╭─ Document extract

Read/write Performance is very dependant on the client hardware speed and cache configuration. Very occasionally problems might arise due to cache inconsistencies. The following commands (subcommands of fs) can be used to remove stale cache data.

Flush named files or directories from the local cache
Flush all data from a particular volume

I/O intensive jobs

Writing and reading large amounts of data to a file can cause performance problems for some programs if the file resides on a remote server. AFS is generally optimized for robustness and scaleability rather than high performance, and in some circumstances users may need to resort to using local disk for large data files to get the best possible performance.

Scratch or temporary files used by programs should in most circumstances be placed on local disk for best performance. Sometimes applications may default to writing scratch files in the user's home directory, but can be configured to use other locations.

Permission bits

The traditional Unix permission bits are largely ignored by AFS. Only the user write and execute bits are meaningful. All other access control is determined by the directory ACL.

Special files

AFS does not support device special files or named pipes.


AFS Authentication

The action of authenticating to a particular computer, and authenticating to AFS, are usually combined so that only one username and password are required. This requires that AFS usernames are used as the local usernames. No local password is used. In most cases enabling an AFS account on a client computer requires only creating a record in /etc/passwd, so account maintenance is greatly simplified. Once the user has been identified by the AFS system they are then allowed to use the computer and access the files in their home directory.

╰─

* [Exercise instructions]:
1. Update the passage on AFS from "The action of" to "their home directory.", replacing "AFS usernames" with "AFS account names".
2. According to the AFS text, which traditional Unix permission bits are meaningful in AFS?

╭─ Stored records

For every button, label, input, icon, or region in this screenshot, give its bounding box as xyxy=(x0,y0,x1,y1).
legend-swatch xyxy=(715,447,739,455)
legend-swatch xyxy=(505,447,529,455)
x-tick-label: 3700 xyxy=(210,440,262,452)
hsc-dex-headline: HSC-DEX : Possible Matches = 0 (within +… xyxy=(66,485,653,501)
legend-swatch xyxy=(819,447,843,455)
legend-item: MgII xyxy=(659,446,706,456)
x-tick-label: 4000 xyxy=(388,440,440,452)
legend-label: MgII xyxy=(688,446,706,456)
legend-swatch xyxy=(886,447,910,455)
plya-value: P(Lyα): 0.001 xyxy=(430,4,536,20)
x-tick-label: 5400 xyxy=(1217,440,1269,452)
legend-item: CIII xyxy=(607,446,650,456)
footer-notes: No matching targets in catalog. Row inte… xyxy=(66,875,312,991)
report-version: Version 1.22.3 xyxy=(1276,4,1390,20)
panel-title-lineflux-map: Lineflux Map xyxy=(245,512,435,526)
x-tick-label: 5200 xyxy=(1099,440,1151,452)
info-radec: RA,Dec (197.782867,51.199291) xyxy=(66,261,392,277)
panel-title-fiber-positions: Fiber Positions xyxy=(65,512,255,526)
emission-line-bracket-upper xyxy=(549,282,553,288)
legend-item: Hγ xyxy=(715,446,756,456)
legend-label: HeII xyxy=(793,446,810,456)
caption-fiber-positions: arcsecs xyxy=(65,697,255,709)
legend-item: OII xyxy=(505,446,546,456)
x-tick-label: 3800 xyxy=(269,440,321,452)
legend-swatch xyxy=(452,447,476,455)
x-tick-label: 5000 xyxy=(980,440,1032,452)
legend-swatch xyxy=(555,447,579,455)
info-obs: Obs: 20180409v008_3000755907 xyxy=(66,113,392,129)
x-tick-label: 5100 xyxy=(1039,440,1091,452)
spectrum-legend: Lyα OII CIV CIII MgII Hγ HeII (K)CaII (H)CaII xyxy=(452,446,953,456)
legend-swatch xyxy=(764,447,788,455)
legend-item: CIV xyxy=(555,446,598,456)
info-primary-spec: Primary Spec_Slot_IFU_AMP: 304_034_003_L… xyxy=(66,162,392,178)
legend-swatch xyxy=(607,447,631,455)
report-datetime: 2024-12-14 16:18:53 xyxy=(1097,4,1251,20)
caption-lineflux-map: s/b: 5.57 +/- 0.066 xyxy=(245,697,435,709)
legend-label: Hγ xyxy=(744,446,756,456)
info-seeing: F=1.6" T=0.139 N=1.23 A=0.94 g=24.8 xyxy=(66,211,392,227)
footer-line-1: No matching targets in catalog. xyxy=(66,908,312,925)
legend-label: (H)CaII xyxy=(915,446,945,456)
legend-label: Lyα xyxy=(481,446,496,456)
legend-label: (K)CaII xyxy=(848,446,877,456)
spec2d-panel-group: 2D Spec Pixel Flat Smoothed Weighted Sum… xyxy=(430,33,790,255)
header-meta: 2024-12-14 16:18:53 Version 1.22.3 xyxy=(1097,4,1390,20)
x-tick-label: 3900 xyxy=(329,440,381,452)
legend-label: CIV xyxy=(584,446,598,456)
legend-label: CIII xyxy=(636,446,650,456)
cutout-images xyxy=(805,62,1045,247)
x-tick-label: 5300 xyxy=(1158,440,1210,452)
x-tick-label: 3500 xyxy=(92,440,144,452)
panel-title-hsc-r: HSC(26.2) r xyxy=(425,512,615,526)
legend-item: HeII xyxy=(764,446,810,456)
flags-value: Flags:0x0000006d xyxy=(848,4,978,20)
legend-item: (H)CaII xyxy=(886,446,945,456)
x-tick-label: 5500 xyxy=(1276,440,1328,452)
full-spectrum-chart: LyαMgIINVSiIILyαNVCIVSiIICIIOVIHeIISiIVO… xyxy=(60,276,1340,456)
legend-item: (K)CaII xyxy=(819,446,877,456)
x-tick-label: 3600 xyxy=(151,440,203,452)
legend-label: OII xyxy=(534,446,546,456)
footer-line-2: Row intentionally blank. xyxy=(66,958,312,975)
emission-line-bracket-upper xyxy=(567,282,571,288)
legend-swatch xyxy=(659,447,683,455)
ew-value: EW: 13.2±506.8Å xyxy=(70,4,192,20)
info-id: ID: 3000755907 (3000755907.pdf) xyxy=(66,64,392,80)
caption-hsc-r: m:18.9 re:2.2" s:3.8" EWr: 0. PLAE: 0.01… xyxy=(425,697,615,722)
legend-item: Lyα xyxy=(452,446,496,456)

╰─

* [The answers]:
1.
The action of authenticating to a particular computer, and authenticating to AFS, are usually combined so that only one username and password are required. This requires that AFS account names are used as the local usernames. No local password is used. In most cases enabling an AFS account on a client computer requires only creating a record in /etc/passwd, so account maintenance is greatly simplified. Once the user has been identified by the AFS system they are then allowed to use the computer and access the files in their home directory.

2. Only the user write and execute bits.